- Your objective
Reproduce all of the data exactly.
::: Material provided :::
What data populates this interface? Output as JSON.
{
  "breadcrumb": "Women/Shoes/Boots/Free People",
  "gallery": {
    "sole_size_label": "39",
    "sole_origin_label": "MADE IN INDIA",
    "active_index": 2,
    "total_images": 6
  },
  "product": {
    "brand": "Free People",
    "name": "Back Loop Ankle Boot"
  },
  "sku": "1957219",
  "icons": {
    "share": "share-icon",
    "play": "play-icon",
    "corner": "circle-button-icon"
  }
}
:::
- Exercise result
What data populates this interface? Output as JSON.
{
  "breadcrumb": "Women/Shoes/Boots/Free People",
  "gallery": {
    "sole_size_label": "39",
    "sole_origin_label": "MADE IN INDIA",
    "active_index": 2,
    "total_images": 6
  },
  "product": {
    "brand": "Free People",
    "name": "Back Loop Ankle Boot"
  },
  "sku": "1957219",
  "icons": {
    "share": "share-icon",
    "play": "play-icon",
    "corner": "circle-button-icon"
  }
}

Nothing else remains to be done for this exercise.